Chart and figure data:

--

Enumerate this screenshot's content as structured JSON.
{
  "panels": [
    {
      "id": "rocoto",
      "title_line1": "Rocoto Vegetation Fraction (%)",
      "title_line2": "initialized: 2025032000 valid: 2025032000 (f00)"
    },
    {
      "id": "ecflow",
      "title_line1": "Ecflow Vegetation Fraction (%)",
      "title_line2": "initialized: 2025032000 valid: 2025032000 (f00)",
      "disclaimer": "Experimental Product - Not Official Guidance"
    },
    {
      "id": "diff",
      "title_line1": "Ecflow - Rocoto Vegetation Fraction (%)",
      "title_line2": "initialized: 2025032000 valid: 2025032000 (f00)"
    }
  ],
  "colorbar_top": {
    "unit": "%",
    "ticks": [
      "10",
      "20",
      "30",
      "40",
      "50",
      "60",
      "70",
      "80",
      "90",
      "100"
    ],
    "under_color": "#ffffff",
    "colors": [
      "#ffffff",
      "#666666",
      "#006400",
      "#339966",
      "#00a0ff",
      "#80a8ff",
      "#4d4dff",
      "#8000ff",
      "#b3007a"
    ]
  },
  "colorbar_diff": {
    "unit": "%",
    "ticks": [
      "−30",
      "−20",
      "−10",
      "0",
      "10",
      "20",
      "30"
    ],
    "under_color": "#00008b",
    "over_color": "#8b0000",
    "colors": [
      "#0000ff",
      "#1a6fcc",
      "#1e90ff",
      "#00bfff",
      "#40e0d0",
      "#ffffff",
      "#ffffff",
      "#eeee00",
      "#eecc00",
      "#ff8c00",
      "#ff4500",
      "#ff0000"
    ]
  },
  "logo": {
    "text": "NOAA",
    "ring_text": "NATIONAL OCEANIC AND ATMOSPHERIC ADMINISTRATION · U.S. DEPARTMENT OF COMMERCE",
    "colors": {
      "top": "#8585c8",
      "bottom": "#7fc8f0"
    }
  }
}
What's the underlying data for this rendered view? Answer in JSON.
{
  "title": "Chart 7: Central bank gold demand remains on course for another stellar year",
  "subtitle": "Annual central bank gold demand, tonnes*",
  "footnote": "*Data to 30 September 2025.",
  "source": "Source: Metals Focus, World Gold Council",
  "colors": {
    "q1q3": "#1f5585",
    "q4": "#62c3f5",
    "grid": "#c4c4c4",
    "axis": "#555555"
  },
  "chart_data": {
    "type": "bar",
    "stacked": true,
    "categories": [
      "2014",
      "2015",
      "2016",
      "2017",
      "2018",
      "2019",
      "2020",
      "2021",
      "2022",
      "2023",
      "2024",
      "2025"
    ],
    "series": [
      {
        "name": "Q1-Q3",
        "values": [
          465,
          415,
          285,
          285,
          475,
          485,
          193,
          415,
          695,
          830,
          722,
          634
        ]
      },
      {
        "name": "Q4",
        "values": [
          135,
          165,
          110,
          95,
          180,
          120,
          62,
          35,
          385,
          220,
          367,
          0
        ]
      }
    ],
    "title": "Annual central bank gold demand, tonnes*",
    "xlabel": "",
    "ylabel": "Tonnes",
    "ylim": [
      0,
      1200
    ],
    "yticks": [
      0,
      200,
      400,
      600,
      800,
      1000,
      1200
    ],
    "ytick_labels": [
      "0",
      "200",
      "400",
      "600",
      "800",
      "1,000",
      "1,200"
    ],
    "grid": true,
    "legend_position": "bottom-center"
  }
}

--

> _Stated problem_
Reproduce each entry above exactly, keeping every word.

> _The reply_
Enumerate this screenshot's content as structured JSON.
{
  "panels": [
    {
      "id": "rocoto",
      "title_line1": "Rocoto Vegetation Fraction (%)",
      "title_line2": "initialized: 2025032000 valid: 2025032000 (f00)"
    },
    {
      "id": "ecflow",
      "title_line1": "Ecflow Vegetation Fraction (%)",
      "title_line2": "initialized: 2025032000 valid: 2025032000 (f00)",
      "disclaimer": "Experimental Product - Not Official Guidance"
    },
    {
      "id": "diff",
      "title_line1": "Ecflow - Rocoto Vegetation Fraction (%)",
      "title_line2": "initialized: 2025032000 valid: 2025032000 (f00)"
    }
  ],
  "colorbar_top": {
    "unit": "%",
    "ticks": [
      "10",
      "20",
      "30",
      "40",
      "50",
      "60",
      "70",
      "80",
      "90",
      "100"
    ],
    "under_color": "#ffffff",
    "colors": [
      "#ffffff",
      "#666666",
      "#006400",
      "#339966",
      "#00a0ff",
      "#80a8ff",
      "#4d4dff",
      "#8000ff",
      "#b3007a"
    ]
  },
  "colorbar_diff": {
    "unit": "%",
    "ticks": [
      "−30",
      "−20",
      "−10",
      "0",
      "10",
      "20",
      "30"
    ],
    "under_color": "#00008b",
    "over_color": "#8b0000",
    "colors": [
      "#0000ff",
      "#1a6fcc",
      "#1e90ff",
      "#00bfff",
      "#40e0d0",
      "#ffffff",
      "#ffffff",
      "#eeee00",
      "#eecc00",
      "#ff8c00",
      "#ff4500",
      "#ff0000"
    ]
  },
  "logo": {
    "text": "NOAA",
    "ring_text": "NATIONAL OCEANIC AND ATMOSPHERIC ADMINISTRATION · U.S. DEPARTMENT OF COMMERCE",
    "colors": {
      "top": "#8585c8",
      "bottom": "#7fc8f0"
    }
  }
}
What's the underlying data for this rendered view? Answer in JSON.
{
  "title": "Chart 7: Central bank gold demand remains on course for another stellar year",
  "subtitle": "Annual central bank gold demand, tonnes*",
  "footnote": "*Data to 30 September 2025.",
  "source": "Source: Metals Focus, World Gold Council",
  "colors": {
    "q1q3": "#1f5585",
    "q4": "#62c3f5",
    "grid": "#c4c4c4",
    "axis": "#555555"
  },
  "chart_data": {
    "type": "bar",
    "stacked": true,
    "categories": [
      "2014",
      "2015",
      "2016",
      "2017",
      "2018",
      "2019",
      "2020",
      "2021",
      "2022",
      "2023",
      "2024",
      "2025"
    ],
    "series": [
      {
        "name": "Q1-Q3",
        "values": [
          465,
          415,
          285,
          285,
          475,
          485,
          193,
          415,
          695,
          830,
          722,
          634
        ]
      },
      {
        "name": "Q4",
        "values": [
          135,
          165,
          110,
          95,
          180,
          120,
          62,
          35,
          385,
          220,
          367,
          0
        ]
      }
    ],
    "title": "Annual central bank gold demand, tonnes*",
    "xlabel": "",
    "ylabel": "Tonnes",
    "ylim": [
      0,
      1200
    ],
    "yticks": [
      0,
      200,
      400,
      600,
      800,
      1000,
      1200
    ],
    "ytick_labels": [
      "0",
      "200",
      "400",
      "600",
      "800",
      "1,000",
      "1,200"
    ],
    "grid": true,
    "legend_position": "bottom-center"
  }
}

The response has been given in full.